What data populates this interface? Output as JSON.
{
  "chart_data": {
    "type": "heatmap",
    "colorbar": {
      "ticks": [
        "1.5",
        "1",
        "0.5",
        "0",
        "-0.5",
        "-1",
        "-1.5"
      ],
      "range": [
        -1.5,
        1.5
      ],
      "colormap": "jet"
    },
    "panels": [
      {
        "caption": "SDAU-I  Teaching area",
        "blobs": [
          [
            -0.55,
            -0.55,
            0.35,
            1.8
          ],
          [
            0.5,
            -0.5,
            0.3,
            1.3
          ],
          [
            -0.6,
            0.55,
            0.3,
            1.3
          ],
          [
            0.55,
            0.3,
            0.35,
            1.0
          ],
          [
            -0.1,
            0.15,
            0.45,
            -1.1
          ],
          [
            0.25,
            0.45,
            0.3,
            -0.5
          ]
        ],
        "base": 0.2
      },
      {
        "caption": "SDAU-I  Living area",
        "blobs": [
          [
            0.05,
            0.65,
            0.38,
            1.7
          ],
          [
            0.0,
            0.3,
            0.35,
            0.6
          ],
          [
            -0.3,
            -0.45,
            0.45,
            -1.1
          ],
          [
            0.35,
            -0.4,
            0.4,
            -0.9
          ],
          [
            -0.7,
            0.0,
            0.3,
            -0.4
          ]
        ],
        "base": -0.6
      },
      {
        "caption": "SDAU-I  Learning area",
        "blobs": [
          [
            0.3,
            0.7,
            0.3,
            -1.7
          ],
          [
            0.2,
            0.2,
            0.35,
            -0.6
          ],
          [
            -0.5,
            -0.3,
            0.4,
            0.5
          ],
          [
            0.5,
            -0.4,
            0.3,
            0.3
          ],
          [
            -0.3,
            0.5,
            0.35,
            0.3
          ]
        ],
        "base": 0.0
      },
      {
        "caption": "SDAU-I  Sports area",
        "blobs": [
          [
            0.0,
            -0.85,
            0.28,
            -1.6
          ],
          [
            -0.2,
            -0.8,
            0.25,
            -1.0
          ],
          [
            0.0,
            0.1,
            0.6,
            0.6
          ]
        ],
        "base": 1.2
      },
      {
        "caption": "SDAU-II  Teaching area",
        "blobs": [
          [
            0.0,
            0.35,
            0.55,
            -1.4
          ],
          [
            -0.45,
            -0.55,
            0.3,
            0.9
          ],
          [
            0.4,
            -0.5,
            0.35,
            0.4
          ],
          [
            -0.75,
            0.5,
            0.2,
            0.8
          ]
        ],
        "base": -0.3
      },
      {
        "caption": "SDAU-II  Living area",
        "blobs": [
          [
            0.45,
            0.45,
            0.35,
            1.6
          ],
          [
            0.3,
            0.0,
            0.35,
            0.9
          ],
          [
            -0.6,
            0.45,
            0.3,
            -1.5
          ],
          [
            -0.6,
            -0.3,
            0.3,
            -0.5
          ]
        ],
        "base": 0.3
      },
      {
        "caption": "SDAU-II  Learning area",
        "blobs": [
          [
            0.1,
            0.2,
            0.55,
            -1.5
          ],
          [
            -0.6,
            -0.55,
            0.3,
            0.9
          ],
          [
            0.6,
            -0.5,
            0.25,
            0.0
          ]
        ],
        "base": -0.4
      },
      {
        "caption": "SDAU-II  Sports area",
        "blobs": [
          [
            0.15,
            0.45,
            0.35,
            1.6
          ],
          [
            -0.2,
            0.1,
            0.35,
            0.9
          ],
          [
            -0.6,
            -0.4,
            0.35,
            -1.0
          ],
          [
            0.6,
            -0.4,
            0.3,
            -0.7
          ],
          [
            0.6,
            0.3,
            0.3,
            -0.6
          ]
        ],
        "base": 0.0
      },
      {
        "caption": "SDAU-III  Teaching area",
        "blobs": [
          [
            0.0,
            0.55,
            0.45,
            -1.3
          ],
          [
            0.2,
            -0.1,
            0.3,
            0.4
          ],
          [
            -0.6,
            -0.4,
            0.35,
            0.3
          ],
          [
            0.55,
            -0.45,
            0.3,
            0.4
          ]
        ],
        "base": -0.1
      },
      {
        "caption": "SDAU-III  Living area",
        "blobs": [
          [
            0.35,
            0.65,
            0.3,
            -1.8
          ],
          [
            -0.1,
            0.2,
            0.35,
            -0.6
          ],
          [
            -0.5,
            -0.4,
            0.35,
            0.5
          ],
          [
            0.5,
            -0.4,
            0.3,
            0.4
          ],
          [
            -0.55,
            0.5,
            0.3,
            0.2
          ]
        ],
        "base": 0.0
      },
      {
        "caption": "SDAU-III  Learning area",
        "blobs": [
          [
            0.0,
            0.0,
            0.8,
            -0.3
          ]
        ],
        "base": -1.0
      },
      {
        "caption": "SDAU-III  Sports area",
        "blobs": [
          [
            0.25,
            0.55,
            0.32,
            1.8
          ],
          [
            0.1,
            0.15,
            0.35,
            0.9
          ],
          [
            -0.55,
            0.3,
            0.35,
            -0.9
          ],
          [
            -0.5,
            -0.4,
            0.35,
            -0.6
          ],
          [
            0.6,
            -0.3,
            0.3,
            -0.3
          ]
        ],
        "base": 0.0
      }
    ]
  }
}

####

Scan the data above and copy every line with "SDAU" in it.

Output of the exercise:
        "caption": "SDAU-I  Teaching area",
        "caption": "SDAU-I  Living area",
        "caption": "SDAU-I  Learning area",
        "caption": "SDAU-I  Sports area",
        "caption": "SDAU-II  Teaching area",
        "caption": "SDAU-II  Living area",
        "caption": "SDAU-II  Learning area",
        "caption": "SDAU-II  Sports area",
        "caption": "SDAU-III  Teaching area",
        "caption": "SDAU-III  Living area",
        "caption": "SDAU-III  Learning area",
        "caption": "SDAU-III  Sports area",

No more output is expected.